* [DO THIS] Reproduce the material exactly, omitting nothing.

* [Stored records]
★ ★ ★ ★

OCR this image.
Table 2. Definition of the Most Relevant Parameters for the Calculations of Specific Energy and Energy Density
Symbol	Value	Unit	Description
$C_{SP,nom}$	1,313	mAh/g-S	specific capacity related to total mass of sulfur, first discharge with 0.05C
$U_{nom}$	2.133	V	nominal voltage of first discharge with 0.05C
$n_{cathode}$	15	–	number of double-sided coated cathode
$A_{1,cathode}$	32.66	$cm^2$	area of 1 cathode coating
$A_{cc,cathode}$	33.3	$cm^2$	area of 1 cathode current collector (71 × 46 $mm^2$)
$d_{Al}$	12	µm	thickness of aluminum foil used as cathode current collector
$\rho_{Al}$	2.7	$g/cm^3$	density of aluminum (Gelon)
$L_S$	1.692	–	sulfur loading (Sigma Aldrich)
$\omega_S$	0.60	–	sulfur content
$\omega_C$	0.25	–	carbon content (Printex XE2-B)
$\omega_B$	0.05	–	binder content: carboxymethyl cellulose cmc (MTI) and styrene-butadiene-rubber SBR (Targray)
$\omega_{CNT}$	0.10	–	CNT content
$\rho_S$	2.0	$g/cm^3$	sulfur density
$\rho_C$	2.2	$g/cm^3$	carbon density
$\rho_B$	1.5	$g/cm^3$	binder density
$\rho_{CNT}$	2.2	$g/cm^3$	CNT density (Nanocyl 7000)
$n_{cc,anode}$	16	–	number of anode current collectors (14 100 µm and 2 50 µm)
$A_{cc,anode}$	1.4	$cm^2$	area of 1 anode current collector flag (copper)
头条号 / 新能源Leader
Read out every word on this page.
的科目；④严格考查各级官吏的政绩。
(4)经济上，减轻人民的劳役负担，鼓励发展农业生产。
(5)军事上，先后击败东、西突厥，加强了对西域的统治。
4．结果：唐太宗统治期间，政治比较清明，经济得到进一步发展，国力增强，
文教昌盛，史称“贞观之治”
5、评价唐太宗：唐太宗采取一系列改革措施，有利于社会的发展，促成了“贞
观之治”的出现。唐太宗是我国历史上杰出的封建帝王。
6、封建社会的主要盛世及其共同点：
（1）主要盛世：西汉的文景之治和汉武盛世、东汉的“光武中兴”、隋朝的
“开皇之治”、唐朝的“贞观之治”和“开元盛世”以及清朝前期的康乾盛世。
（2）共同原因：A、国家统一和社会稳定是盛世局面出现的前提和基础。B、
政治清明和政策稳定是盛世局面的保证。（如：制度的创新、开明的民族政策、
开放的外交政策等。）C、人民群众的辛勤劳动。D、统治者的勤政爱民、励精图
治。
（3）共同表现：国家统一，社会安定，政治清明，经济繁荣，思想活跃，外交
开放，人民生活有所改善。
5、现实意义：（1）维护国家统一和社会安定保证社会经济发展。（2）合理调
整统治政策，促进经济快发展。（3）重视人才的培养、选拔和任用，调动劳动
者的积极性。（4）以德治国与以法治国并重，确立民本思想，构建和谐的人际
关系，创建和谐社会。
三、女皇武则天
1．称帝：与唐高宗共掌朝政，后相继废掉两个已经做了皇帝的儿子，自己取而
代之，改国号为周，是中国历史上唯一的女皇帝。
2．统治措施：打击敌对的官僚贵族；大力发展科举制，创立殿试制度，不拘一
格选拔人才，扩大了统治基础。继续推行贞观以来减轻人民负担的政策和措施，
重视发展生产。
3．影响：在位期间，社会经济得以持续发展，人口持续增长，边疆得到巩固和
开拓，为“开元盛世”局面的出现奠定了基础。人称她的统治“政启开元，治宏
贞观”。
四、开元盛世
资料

★ ★ ★ ★

* [THE OUTPUT]
OCR this image.
Table 2. Definition of the Most Relevant Parameters for the Calculations of Specific Energy and Energy Density
Symbol	Value	Unit	Description
$C_{SP,nom}$	1,313	mAh/g-S	specific capacity related to total mass of sulfur, first discharge with 0.05C
$U_{nom}$	2.133	V	nominal voltage of first discharge with 0.05C
$n_{cathode}$	15	–	number of double-sided coated cathode
$A_{1,cathode}$	32.66	$cm^2$	area of 1 cathode coating
$A_{cc,cathode}$	33.3	$cm^2$	area of 1 cathode current collector (71 × 46 $mm^2$)
$d_{Al}$	12	µm	thickness of aluminum foil used as cathode current collector
$\rho_{Al}$	2.7	$g/cm^3$	density of aluminum (Gelon)
$L_S$	1.692	–	sulfur loading (Sigma Aldrich)
$\omega_S$	0.60	–	sulfur content
$\omega_C$	0.25	–	carbon content (Printex XE2-B)
$\omega_B$	0.05	–	binder content: carboxymethyl cellulose cmc (MTI) and styrene-butadiene-rubber SBR (Targray)
$\omega_{CNT}$	0.10	–	CNT content
$\rho_S$	2.0	$g/cm^3$	sulfur density
$\rho_C$	2.2	$g/cm^3$	carbon density
$\rho_B$	1.5	$g/cm^3$	binder density
$\rho_{CNT}$	2.2	$g/cm^3$	CNT density (Nanocyl 7000)
$n_{cc,anode}$	16	–	number of anode current collectors (14 100 µm and 2 50 µm)
$A_{cc,anode}$	1.4	$cm^2$	area of 1 anode current collector flag (copper)
头条号 / 新能源Leader
Read out every word on this page.
的科目；④严格考查各级官吏的政绩。
(4)经济上，减轻人民的劳役负担，鼓励发展农业生产。
(5)军事上，先后击败东、西突厥，加强了对西域的统治。
4．结果：唐太宗统治期间，政治比较清明，经济得到进一步发展，国力增强，
文教昌盛，史称“贞观之治”
5、评价唐太宗：唐太宗采取一系列改革措施，有利于社会的发展，促成了“贞
观之治”的出现。唐太宗是我国历史上杰出的封建帝王。
6、封建社会的主要盛世及其共同点：
（1）主要盛世：西汉的文景之治和汉武盛世、东汉的“光武中兴”、隋朝的
“开皇之治”、唐朝的“贞观之治”和“开元盛世”以及清朝前期的康乾盛世。
（2）共同原因：A、国家统一和社会稳定是盛世局面出现的前提和基础。B、
政治清明和政策稳定是盛世局面的保证。（如：制度的创新、开明的民族政策、
开放的外交政策等。）C、人民群众的辛勤劳动。D、统治者的勤政爱民、励精图
治。
（3）共同表现：国家统一，社会安定，政治清明，经济繁荣，思想活跃，外交
开放，人民生活有所改善。
5、现实意义：（1）维护国家统一和社会安定保证社会经济发展。（2）合理调
整统治政策，促进经济快发展。（3）重视人才的培养、选拔和任用，调动劳动
者的积极性。（4）以德治国与以法治国并重，确立民本思想，构建和谐的人际
关系，创建和谐社会。
三、女皇武则天
1．称帝：与唐高宗共掌朝政，后相继废掉两个已经做了皇帝的儿子，自己取而
代之，改国号为周，是中国历史上唯一的女皇帝。
2．统治措施：打击敌对的官僚贵族；大力发展科举制，创立殿试制度，不拘一
格选拔人才，扩大了统治基础。继续推行贞观以来减轻人民负担的政策和措施，
重视发展生产。
3．影响：在位期间，社会经济得以持续发展，人口持续增长，边疆得到巩固和
开拓，为“开元盛世”局面的出现奠定了基础。人称她的统治“政启开元，治宏
贞观”。
四、开元盛世
资料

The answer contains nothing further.